▶ _Extracted records_
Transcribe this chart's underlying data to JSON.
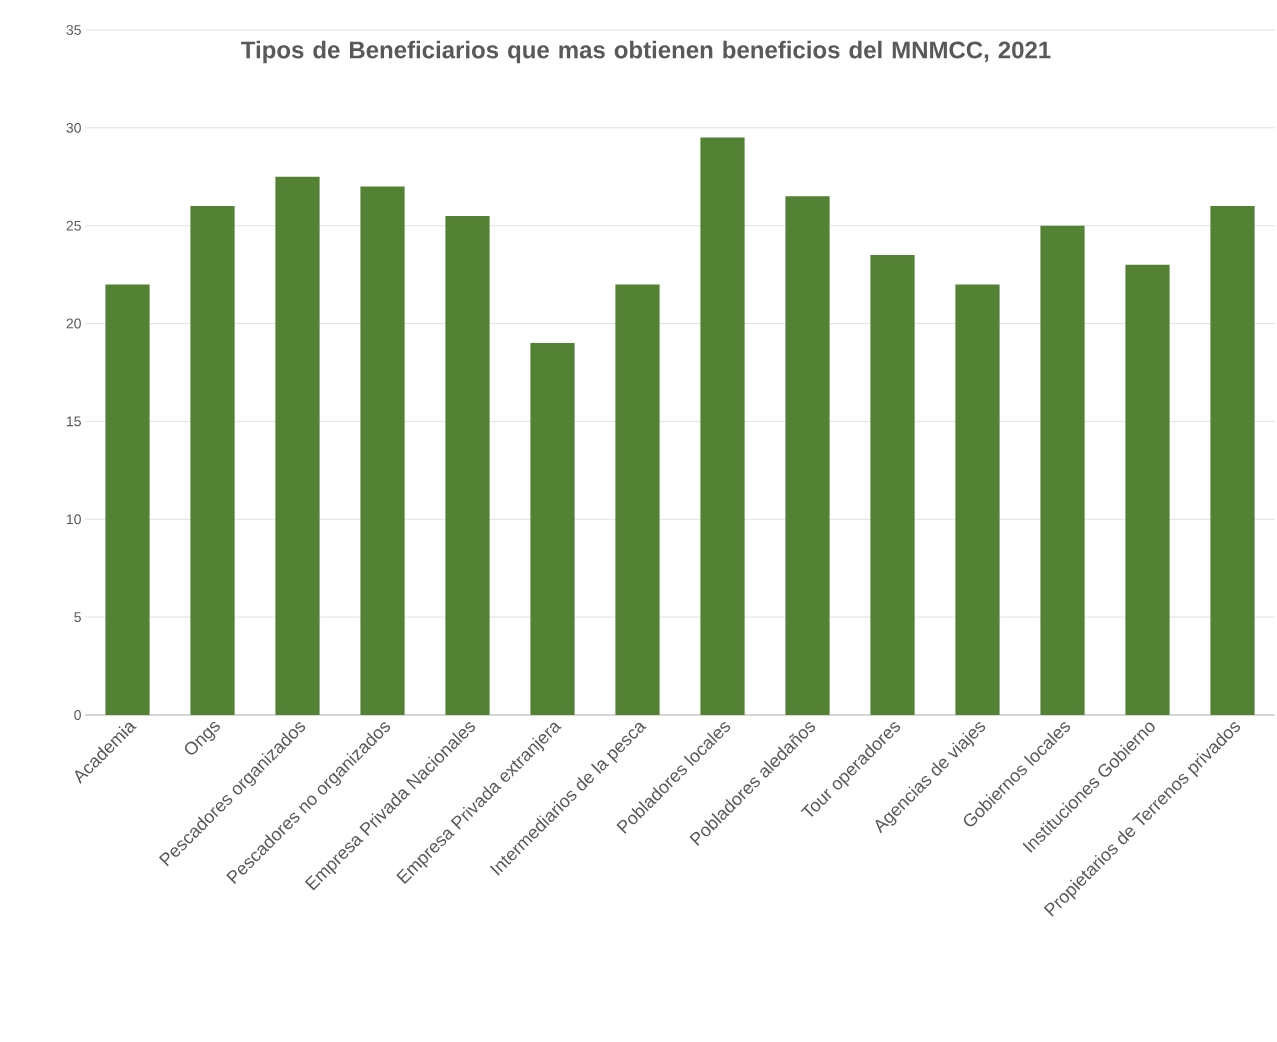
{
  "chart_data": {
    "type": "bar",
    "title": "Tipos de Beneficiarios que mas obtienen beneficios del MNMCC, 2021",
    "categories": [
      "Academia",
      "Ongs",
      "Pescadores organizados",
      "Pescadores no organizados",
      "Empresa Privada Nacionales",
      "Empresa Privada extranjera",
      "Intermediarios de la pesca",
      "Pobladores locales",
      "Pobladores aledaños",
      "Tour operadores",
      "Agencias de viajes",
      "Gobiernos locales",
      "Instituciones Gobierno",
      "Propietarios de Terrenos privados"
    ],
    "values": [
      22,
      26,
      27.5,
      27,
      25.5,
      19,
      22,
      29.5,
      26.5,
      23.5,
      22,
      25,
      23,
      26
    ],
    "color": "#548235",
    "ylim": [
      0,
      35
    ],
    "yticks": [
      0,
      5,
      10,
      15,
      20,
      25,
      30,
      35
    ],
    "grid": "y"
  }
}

▶ _Directive_
Make an exact reproduction of the listing above, without any pictures.

▶ _Written solution_
Transcribe this chart's underlying data to JSON.
{
  "chart_data": {
    "type": "bar",
    "title": "Tipos de Beneficiarios que mas obtienen beneficios del MNMCC, 2021",
    "categories": [
      "Academia",
      "Ongs",
      "Pescadores organizados",
      "Pescadores no organizados",
      "Empresa Privada Nacionales",
      "Empresa Privada extranjera",
      "Intermediarios de la pesca",
      "Pobladores locales",
      "Pobladores aledaños",
      "Tour operadores",
      "Agencias de viajes",
      "Gobiernos locales",
      "Instituciones Gobierno",
      "Propietarios de Terrenos privados"
    ],
    "values": [
      22,
      26,
      27.5,
      27,
      25.5,
      19,
      22,
      29.5,
      26.5,
      23.5,
      22,
      25,
      23,
      26
    ],
    "color": "#548235",
    "ylim": [
      0,
      35
    ],
    "yticks": [
      0,
      5,
      10,
      15,
      20,
      25,
      30,
      35
    ],
    "grid": "y"
  }
}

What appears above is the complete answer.